### WRITTEN PROBLEM
Repeat what the lines below say, word for word, and skip every image.

### ROWS
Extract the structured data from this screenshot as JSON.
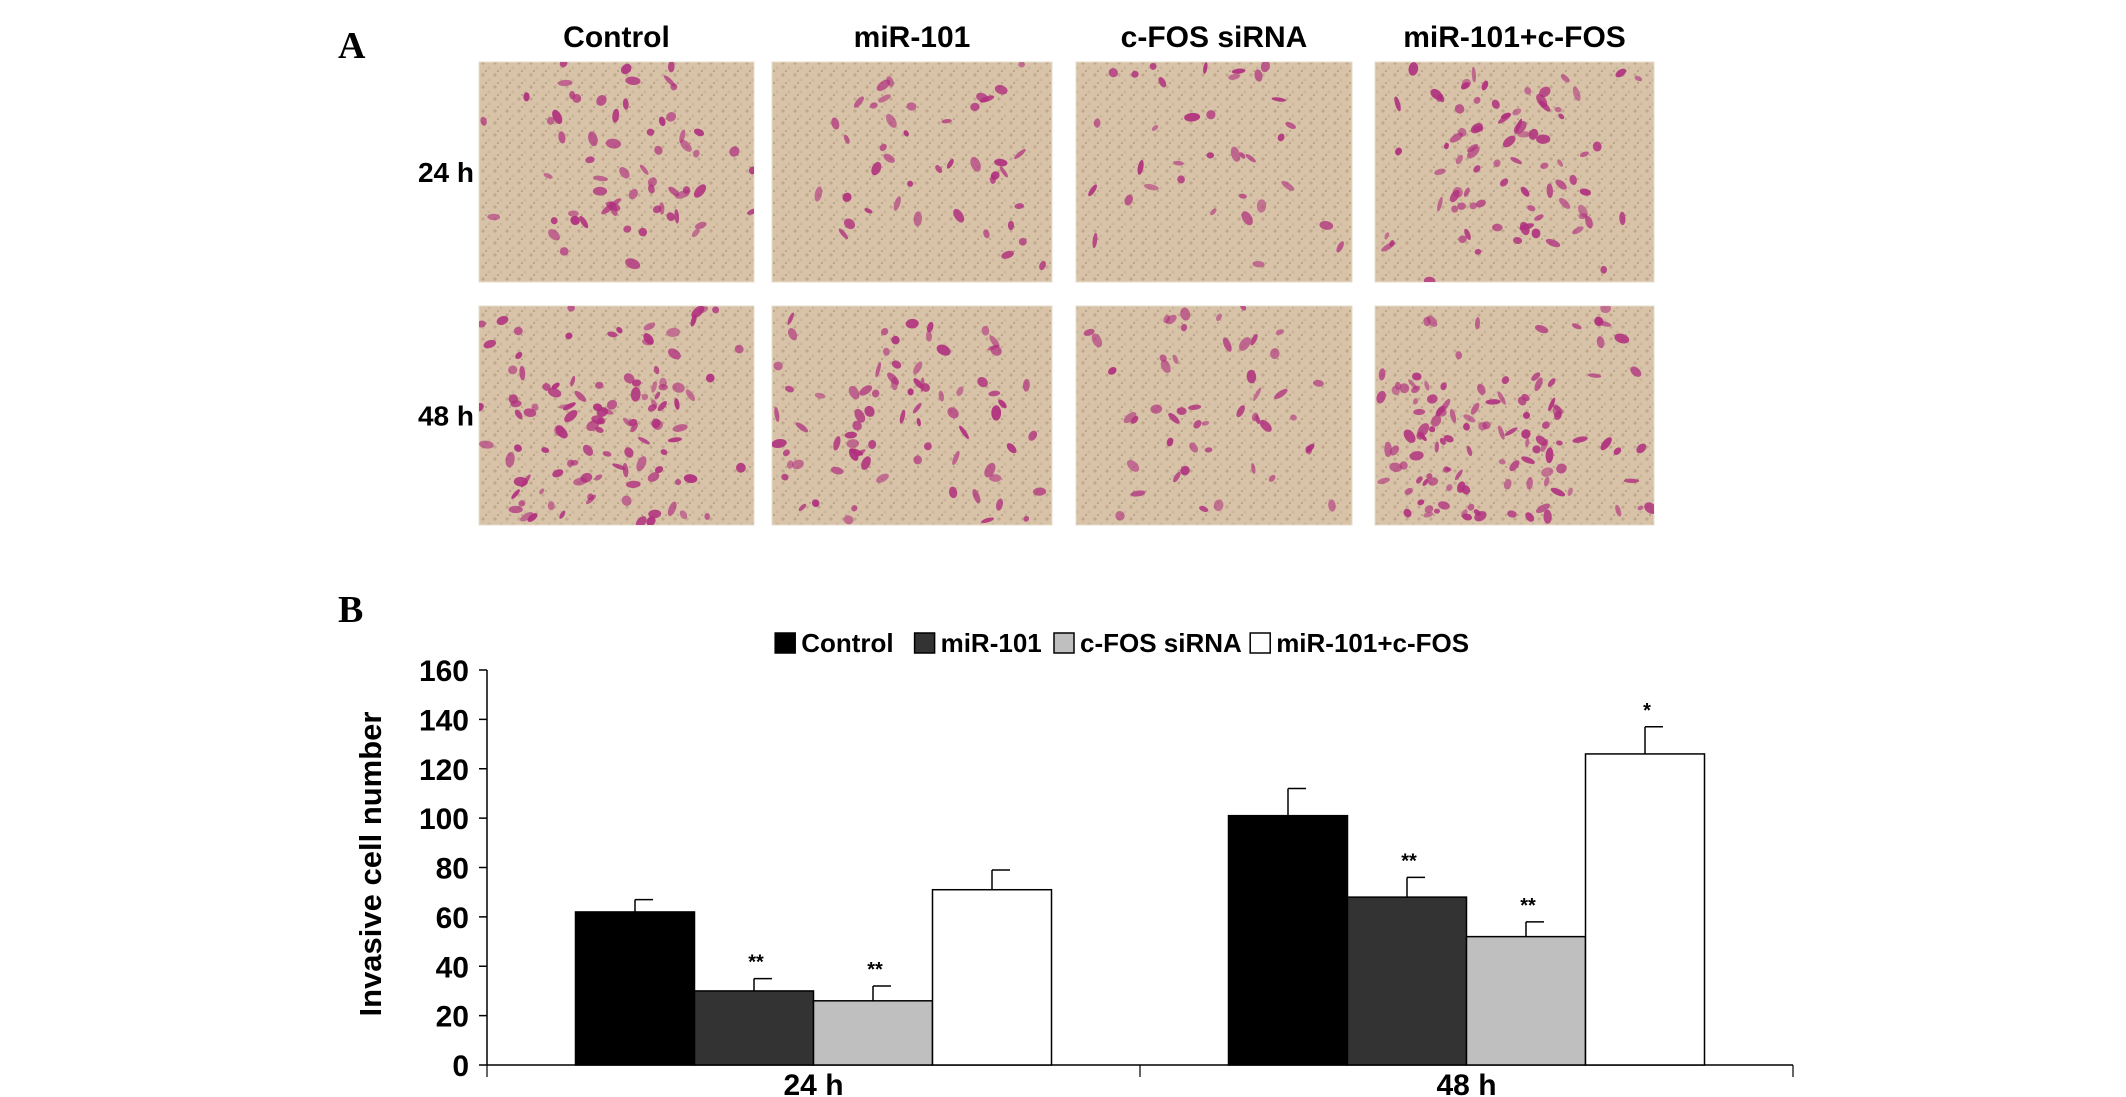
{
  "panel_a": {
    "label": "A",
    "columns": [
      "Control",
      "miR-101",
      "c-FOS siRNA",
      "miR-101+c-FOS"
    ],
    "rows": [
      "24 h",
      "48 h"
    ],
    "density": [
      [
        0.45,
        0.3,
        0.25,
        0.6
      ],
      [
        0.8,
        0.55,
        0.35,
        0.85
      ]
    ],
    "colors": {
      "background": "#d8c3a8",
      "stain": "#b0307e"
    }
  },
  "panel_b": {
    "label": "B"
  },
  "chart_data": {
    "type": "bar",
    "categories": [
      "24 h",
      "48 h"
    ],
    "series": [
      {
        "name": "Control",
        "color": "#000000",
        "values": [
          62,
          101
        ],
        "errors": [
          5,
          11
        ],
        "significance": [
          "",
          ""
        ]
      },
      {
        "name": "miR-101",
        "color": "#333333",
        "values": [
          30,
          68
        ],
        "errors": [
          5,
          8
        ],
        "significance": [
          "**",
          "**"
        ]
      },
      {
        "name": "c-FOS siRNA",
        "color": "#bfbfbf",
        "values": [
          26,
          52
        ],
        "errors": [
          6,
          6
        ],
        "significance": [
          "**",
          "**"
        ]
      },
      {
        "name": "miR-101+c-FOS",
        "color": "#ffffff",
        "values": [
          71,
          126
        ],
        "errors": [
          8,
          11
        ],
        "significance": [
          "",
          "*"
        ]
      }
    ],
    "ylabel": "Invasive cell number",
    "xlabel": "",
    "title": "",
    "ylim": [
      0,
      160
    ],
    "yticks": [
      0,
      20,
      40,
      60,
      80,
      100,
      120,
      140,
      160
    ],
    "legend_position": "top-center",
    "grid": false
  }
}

### FINAL ANSWER
Extract the structured data from this screenshot as JSON.
{
  "panel_a": {
    "label": "A",
    "columns": [
      "Control",
      "miR-101",
      "c-FOS siRNA",
      "miR-101+c-FOS"
    ],
    "rows": [
      "24 h",
      "48 h"
    ],
    "density": [
      [
        0.45,
        0.3,
        0.25,
        0.6
      ],
      [
        0.8,
        0.55,
        0.35,
        0.85
      ]
    ],
    "colors": {
      "background": "#d8c3a8",
      "stain": "#b0307e"
    }
  },
  "panel_b": {
    "label": "B"
  },
  "chart_data": {
    "type": "bar",
    "categories": [
      "24 h",
      "48 h"
    ],
    "series": [
      {
        "name": "Control",
        "color": "#000000",
        "values": [
          62,
          101
        ],
        "errors": [
          5,
          11
        ],
        "significance": [
          "",
          ""
        ]
      },
      {
        "name": "miR-101",
        "color": "#333333",
        "values": [
          30,
          68
        ],
        "errors": [
          5,
          8
        ],
        "significance": [
          "**",
          "**"
        ]
      },
      {
        "name": "c-FOS siRNA",
        "color": "#bfbfbf",
        "values": [
          26,
          52
        ],
        "errors": [
          6,
          6
        ],
        "significance": [
          "**",
          "**"
        ]
      },
      {
        "name": "miR-101+c-FOS",
        "color": "#ffffff",
        "values": [
          71,
          126
        ],
        "errors": [
          8,
          11
        ],
        "significance": [
          "",
          "*"
        ]
      }
    ],
    "ylabel": "Invasive cell number",
    "xlabel": "",
    "title": "",
    "ylim": [
      0,
      160
    ],
    "yticks": [
      0,
      20,
      40,
      60,
      80,
      100,
      120,
      140,
      160
    ],
    "legend_position": "top-center",
    "grid": false
  }
}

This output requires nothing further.